• _Task directions_
The only thing to report is how many lines of the data contain the word "Transplant".

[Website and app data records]
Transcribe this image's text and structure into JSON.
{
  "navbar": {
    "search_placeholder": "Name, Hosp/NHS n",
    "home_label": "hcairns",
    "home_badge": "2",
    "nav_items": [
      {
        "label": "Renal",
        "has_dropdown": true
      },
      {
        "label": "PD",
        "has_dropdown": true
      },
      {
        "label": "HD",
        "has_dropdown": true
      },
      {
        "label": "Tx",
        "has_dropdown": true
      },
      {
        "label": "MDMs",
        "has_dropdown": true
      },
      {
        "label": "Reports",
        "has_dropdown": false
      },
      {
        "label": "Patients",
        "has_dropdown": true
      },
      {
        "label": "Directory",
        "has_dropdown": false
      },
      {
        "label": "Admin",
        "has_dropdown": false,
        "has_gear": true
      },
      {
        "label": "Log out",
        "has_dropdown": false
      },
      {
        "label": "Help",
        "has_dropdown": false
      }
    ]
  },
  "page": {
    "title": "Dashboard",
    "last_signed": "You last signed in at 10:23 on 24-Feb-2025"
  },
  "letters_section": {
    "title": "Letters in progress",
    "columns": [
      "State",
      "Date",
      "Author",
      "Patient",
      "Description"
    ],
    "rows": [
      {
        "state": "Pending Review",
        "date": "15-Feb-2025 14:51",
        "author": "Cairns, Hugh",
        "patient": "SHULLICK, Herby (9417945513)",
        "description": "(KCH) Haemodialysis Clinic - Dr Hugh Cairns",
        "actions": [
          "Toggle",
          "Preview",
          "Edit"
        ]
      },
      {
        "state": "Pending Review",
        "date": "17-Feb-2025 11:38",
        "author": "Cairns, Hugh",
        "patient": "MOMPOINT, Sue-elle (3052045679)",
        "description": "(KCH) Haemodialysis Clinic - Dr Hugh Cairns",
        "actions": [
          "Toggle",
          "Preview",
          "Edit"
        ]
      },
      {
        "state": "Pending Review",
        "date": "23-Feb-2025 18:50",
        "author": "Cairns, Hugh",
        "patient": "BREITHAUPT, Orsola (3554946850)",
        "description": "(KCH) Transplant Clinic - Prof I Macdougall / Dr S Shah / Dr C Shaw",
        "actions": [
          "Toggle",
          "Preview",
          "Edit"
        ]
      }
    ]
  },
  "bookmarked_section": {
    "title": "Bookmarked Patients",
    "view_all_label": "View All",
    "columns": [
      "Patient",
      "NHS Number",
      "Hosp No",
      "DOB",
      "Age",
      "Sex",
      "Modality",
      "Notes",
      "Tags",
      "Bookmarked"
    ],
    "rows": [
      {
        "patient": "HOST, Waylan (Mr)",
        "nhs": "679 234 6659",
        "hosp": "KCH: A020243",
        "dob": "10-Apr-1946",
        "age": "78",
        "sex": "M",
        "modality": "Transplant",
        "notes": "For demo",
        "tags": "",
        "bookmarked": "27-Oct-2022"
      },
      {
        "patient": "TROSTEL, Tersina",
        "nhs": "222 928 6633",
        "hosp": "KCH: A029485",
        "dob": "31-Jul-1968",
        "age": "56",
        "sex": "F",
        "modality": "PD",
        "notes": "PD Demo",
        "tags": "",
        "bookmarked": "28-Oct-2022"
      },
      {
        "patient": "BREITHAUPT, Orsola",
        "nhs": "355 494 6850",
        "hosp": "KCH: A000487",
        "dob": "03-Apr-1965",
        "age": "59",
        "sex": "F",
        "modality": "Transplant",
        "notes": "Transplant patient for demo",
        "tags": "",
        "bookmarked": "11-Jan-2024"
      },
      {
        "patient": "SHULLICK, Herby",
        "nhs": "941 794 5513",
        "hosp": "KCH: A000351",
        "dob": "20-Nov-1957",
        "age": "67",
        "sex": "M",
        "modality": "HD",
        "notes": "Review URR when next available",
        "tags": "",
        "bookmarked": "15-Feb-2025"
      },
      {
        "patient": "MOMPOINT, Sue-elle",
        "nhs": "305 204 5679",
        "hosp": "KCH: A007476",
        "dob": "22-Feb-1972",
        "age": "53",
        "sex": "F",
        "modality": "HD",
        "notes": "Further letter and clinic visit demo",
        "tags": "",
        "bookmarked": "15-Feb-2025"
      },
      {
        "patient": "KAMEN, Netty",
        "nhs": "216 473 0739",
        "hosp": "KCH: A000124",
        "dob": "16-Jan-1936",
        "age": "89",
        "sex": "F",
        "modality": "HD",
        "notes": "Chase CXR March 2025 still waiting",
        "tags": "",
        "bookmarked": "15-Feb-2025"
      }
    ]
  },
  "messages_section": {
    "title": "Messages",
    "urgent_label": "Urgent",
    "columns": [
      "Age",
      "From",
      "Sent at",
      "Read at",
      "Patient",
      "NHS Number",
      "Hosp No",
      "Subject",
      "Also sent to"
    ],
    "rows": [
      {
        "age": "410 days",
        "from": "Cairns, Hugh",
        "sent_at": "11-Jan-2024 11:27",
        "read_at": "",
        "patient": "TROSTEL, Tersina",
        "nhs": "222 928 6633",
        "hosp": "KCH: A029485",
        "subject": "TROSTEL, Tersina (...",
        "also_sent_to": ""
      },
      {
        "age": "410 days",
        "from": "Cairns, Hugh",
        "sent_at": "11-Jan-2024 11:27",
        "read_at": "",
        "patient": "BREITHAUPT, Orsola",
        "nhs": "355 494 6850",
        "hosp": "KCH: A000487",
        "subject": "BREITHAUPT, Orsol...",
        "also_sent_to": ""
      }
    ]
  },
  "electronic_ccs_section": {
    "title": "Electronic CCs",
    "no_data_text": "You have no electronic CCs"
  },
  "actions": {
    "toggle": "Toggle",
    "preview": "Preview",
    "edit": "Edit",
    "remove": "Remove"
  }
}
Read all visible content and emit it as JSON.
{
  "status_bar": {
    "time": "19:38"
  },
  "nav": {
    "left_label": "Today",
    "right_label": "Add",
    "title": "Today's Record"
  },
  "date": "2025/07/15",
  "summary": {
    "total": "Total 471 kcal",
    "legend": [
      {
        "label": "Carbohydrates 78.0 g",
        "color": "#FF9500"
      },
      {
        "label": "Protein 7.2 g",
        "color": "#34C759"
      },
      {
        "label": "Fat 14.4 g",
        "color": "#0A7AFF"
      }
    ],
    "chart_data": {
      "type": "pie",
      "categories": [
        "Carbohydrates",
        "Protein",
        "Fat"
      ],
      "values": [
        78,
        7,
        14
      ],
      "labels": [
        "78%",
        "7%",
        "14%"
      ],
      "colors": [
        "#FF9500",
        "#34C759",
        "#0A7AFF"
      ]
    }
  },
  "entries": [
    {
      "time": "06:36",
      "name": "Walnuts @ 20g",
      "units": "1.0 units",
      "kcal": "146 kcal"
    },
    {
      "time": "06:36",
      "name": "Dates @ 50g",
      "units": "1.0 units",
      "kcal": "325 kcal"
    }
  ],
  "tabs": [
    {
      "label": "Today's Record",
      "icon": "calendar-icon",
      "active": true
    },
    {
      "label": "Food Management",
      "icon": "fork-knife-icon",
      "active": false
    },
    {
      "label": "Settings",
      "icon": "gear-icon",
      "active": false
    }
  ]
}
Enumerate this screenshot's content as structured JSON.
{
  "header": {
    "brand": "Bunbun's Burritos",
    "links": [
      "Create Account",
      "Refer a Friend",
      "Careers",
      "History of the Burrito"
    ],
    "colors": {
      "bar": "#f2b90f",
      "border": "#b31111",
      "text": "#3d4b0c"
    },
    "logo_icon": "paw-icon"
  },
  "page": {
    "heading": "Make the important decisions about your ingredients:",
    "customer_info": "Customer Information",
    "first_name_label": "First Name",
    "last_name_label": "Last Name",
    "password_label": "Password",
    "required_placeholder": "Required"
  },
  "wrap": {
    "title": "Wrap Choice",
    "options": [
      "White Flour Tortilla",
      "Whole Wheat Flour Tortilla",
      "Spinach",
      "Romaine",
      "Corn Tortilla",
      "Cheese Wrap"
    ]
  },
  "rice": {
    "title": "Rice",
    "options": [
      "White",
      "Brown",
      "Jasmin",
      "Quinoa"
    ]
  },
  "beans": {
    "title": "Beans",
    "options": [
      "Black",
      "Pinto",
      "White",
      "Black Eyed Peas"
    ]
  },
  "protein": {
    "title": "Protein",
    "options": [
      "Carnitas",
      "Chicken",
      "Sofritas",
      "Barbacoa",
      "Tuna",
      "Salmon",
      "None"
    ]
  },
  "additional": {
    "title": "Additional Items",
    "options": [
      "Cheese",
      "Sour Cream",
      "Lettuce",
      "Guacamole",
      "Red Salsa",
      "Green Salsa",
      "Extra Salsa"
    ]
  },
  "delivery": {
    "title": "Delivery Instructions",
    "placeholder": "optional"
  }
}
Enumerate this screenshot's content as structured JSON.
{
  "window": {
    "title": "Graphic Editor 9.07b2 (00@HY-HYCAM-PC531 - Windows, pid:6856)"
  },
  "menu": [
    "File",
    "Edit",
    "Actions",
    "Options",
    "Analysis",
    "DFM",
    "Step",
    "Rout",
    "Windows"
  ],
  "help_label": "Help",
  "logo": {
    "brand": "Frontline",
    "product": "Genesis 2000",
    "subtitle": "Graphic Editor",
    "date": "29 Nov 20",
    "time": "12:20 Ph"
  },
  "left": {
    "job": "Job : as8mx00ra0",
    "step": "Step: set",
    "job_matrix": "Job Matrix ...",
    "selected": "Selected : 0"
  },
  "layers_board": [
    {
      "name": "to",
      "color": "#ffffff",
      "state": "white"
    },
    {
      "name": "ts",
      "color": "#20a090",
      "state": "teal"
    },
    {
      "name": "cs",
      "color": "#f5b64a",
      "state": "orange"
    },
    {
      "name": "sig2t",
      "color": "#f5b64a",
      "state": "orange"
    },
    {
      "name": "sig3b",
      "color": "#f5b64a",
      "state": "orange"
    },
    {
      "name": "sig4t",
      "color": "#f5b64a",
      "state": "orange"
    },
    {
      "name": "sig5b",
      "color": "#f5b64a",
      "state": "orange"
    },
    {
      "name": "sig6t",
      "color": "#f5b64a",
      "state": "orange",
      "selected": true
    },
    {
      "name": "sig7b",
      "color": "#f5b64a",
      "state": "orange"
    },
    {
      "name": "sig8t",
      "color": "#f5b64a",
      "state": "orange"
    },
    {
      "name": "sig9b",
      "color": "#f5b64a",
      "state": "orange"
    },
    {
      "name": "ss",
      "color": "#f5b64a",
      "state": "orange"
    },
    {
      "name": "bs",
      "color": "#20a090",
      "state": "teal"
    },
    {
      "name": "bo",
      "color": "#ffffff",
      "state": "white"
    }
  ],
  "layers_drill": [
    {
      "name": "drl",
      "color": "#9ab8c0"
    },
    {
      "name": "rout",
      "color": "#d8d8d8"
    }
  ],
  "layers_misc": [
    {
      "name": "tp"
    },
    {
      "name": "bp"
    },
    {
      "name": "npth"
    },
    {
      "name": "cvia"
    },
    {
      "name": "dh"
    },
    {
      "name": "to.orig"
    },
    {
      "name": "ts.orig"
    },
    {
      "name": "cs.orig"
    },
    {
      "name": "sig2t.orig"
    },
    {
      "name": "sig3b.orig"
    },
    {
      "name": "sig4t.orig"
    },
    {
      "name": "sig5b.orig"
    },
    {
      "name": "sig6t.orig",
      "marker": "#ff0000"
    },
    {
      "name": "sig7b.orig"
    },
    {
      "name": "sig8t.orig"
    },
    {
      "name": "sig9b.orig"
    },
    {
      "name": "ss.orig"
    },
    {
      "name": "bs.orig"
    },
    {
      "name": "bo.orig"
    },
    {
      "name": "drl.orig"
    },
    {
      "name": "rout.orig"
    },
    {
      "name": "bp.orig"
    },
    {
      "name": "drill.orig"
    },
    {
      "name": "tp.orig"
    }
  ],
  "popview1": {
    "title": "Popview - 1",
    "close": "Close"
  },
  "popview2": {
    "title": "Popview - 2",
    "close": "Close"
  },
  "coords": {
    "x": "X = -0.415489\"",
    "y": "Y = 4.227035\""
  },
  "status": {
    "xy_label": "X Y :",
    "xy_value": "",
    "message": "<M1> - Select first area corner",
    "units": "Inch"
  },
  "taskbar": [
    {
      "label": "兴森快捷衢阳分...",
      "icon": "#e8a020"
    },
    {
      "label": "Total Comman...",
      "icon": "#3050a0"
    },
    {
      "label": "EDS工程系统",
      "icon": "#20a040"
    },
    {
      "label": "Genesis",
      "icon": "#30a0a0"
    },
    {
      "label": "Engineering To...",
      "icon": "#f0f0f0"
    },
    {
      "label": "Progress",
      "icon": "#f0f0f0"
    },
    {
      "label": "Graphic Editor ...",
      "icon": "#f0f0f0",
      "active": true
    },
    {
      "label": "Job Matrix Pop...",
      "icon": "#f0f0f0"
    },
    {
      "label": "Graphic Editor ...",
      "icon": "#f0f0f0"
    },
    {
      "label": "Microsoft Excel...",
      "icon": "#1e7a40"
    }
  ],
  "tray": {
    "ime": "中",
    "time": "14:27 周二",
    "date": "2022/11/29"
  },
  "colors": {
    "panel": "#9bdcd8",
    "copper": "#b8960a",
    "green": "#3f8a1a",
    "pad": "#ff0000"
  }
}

• _Exercise solution_
4